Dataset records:
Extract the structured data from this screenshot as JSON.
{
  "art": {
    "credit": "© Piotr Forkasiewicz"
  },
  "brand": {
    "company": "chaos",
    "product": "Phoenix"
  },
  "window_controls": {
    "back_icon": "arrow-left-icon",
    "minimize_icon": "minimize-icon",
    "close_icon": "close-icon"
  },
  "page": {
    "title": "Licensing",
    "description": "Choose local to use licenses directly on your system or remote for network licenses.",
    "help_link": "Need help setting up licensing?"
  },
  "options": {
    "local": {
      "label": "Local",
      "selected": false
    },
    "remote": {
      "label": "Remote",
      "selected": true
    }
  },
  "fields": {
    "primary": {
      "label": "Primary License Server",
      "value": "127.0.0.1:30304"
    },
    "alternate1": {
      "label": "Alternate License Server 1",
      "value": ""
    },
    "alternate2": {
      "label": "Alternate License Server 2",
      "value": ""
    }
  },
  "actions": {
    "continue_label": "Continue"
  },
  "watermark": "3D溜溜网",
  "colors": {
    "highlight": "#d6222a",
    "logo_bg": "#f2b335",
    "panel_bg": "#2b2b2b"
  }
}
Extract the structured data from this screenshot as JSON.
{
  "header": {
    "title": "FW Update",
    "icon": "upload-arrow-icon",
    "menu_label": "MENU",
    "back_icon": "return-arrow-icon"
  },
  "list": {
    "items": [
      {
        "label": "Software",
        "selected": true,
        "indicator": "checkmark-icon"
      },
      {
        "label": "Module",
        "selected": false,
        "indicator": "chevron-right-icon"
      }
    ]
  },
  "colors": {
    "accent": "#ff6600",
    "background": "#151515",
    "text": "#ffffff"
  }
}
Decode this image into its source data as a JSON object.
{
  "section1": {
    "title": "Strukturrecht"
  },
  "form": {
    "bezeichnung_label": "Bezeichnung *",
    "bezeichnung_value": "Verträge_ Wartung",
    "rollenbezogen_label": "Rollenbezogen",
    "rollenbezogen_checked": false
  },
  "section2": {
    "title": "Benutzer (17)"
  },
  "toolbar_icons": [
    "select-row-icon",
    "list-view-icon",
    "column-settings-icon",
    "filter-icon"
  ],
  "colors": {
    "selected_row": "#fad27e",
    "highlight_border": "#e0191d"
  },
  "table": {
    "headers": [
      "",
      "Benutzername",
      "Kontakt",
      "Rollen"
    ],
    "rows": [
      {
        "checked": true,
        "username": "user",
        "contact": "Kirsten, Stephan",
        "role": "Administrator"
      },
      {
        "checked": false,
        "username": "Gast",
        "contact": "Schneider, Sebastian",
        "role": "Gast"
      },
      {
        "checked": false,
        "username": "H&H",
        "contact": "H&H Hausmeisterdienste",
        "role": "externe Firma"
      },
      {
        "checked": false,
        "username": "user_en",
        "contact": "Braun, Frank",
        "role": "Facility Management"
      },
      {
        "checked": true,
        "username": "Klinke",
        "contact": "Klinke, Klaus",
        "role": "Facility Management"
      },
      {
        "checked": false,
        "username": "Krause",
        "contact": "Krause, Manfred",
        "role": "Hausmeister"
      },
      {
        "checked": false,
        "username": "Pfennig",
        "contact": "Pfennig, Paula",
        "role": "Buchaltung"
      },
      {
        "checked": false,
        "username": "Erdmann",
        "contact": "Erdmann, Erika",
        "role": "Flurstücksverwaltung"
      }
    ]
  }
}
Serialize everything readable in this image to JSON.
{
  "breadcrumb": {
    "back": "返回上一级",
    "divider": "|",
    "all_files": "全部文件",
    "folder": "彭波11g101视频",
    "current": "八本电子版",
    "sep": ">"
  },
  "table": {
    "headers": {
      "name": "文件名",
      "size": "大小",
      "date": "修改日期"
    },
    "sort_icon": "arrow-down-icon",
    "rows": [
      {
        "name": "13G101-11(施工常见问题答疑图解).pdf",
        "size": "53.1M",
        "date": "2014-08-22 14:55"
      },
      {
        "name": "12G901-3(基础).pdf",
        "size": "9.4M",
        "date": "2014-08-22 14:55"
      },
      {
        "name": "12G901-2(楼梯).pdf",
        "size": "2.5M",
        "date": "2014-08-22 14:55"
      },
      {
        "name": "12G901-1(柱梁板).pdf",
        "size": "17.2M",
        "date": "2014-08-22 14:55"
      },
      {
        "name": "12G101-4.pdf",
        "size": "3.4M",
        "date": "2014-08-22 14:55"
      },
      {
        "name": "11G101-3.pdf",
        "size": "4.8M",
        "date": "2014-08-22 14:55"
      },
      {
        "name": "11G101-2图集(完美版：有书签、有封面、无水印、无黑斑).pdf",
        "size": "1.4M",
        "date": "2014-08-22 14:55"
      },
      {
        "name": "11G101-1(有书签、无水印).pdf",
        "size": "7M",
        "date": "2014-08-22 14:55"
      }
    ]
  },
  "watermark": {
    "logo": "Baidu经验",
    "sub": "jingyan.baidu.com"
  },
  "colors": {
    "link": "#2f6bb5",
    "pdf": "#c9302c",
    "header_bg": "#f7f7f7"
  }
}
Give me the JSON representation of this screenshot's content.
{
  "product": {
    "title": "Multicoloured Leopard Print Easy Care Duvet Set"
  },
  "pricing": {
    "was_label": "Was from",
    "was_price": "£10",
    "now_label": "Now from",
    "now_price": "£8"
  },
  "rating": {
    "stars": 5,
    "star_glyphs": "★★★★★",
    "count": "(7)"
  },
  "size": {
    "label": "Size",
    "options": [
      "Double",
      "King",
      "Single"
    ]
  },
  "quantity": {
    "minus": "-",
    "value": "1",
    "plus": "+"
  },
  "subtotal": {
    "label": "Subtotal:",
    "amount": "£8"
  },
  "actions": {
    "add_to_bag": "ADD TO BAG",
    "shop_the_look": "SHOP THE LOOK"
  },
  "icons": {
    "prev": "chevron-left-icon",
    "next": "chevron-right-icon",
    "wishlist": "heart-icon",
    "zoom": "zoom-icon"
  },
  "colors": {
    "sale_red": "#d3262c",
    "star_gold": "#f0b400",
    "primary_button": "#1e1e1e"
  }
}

**Instructions to follow:**
Recopy the entries above in their entirety, exactly.

**Result of the exercise:**
Extract the structured data from this screenshot as JSON.
{
  "art": {
    "credit": "© Piotr Forkasiewicz"
  },
  "brand": {
    "company": "chaos",
    "product": "Phoenix"
  },
  "window_controls": {
    "back_icon": "arrow-left-icon",
    "minimize_icon": "minimize-icon",
    "close_icon": "close-icon"
  },
  "page": {
    "title": "Licensing",
    "description": "Choose local to use licenses directly on your system or remote for network licenses.",
    "help_link": "Need help setting up licensing?"
  },
  "options": {
    "local": {
      "label": "Local",
      "selected": false
    },
    "remote": {
      "label": "Remote",
      "selected": true
    }
  },
  "fields": {
    "primary": {
      "label": "Primary License Server",
      "value": "127.0.0.1:30304"
    },
    "alternate1": {
      "label": "Alternate License Server 1",
      "value": ""
    },
    "alternate2": {
      "label": "Alternate License Server 2",
      "value": ""
    }
  },
  "actions": {
    "continue_label": "Continue"
  },
  "watermark": "3D溜溜网",
  "colors": {
    "highlight": "#d6222a",
    "logo_bg": "#f2b335",
    "panel_bg": "#2b2b2b"
  }
}
Extract the structured data from this screenshot as JSON.
{
  "header": {
    "title": "FW Update",
    "icon": "upload-arrow-icon",
    "menu_label": "MENU",
    "back_icon": "return-arrow-icon"
  },
  "list": {
    "items": [
      {
        "label": "Software",
        "selected": true,
        "indicator": "checkmark-icon"
      },
      {
        "label": "Module",
        "selected": false,
        "indicator": "chevron-right-icon"
      }
    ]
  },
  "colors": {
    "accent": "#ff6600",
    "background": "#151515",
    "text": "#ffffff"
  }
}
Decode this image into its source data as a JSON object.
{
  "section1": {
    "title": "Strukturrecht"
  },
  "form": {
    "bezeichnung_label": "Bezeichnung *",
    "bezeichnung_value": "Verträge_ Wartung",
    "rollenbezogen_label": "Rollenbezogen",
    "rollenbezogen_checked": false
  },
  "section2": {
    "title": "Benutzer (17)"
  },
  "toolbar_icons": [
    "select-row-icon",
    "list-view-icon",
    "column-settings-icon",
    "filter-icon"
  ],
  "colors": {
    "selected_row": "#fad27e",
    "highlight_border": "#e0191d"
  },
  "table": {
    "headers": [
      "",
      "Benutzername",
      "Kontakt",
      "Rollen"
    ],
    "rows": [
      {
        "checked": true,
        "username": "user",
        "contact": "Kirsten, Stephan",
        "role": "Administrator"
      },
      {
        "checked": false,
        "username": "Gast",
        "contact": "Schneider, Sebastian",
        "role": "Gast"
      },
      {
        "checked": false,
        "username": "H&H",
        "contact": "H&H Hausmeisterdienste",
        "role": "externe Firma"
      },
      {
        "checked": false,
        "username": "user_en",
        "contact": "Braun, Frank",
        "role": "Facility Management"
      },
      {
        "checked": true,
        "username": "Klinke",
        "contact": "Klinke, Klaus",
        "role": "Facility Management"
      },
      {
        "checked": false,
        "username": "Krause",
        "contact": "Krause, Manfred",
        "role": "Hausmeister"
      },
      {
        "checked": false,
        "username": "Pfennig",
        "contact": "Pfennig, Paula",
        "role": "Buchaltung"
      },
      {
        "checked": false,
        "username": "Erdmann",
        "contact": "Erdmann, Erika",
        "role": "Flurstücksverwaltung"
      }
    ]
  }
}
Serialize everything readable in this image to JSON.
{
  "breadcrumb": {
    "back": "返回上一级",
    "divider": "|",
    "all_files": "全部文件",
    "folder": "彭波11g101视频",
    "current": "八本电子版",
    "sep": ">"
  },
  "table": {
    "headers": {
      "name": "文件名",
      "size": "大小",
      "date": "修改日期"
    },
    "sort_icon": "arrow-down-icon",
    "rows": [
      {
        "name": "13G101-11(施工常见问题答疑图解).pdf",
        "size": "53.1M",
        "date": "2014-08-22 14:55"
      },
      {
        "name": "12G901-3(基础).pdf",
        "size": "9.4M",
        "date": "2014-08-22 14:55"
      },
      {
        "name": "12G901-2(楼梯).pdf",
        "size": "2.5M",
        "date": "2014-08-22 14:55"
      },
      {
        "name": "12G901-1(柱梁板).pdf",
        "size": "17.2M",
        "date": "2014-08-22 14:55"
      },
      {
        "name": "12G101-4.pdf",
        "size": "3.4M",
        "date": "2014-08-22 14:55"
      },
      {
        "name": "11G101-3.pdf",
        "size": "4.8M",
        "date": "2014-08-22 14:55"
      },
      {
        "name": "11G101-2图集(完美版：有书签、有封面、无水印、无黑斑).pdf",
        "size": "1.4M",
        "date": "2014-08-22 14:55"
      },
      {
        "name": "11G101-1(有书签、无水印).pdf",
        "size": "7M",
        "date": "2014-08-22 14:55"
      }
    ]
  },
  "watermark": {
    "logo": "Baidu经验",
    "sub": "jingyan.baidu.com"
  },
  "colors": {
    "link": "#2f6bb5",
    "pdf": "#c9302c",
    "header_bg": "#f7f7f7"
  }
}
Give me the JSON representation of this screenshot's content.
{
  "product": {
    "title": "Multicoloured Leopard Print Easy Care Duvet Set"
  },
  "pricing": {
    "was_label": "Was from",
    "was_price": "£10",
    "now_label": "Now from",
    "now_price": "£8"
  },
  "rating": {
    "stars": 5,
    "star_glyphs": "★★★★★",
    "count": "(7)"
  },
  "size": {
    "label": "Size",
    "options": [
      "Double",
      "King",
      "Single"
    ]
  },
  "quantity": {
    "minus": "-",
    "value": "1",
    "plus": "+"
  },
  "subtotal": {
    "label": "Subtotal:",
    "amount": "£8"
  },
  "actions": {
    "add_to_bag": "ADD TO BAG",
    "shop_the_look": "SHOP THE LOOK"
  },
  "icons": {
    "prev": "chevron-left-icon",
    "next": "chevron-right-icon",
    "wishlist": "heart-icon",
    "zoom": "zoom-icon"
  },
  "colors": {
    "sale_red": "#d3262c",
    "star_gold": "#f0b400",
    "primary_button": "#1e1e1e"
  }
}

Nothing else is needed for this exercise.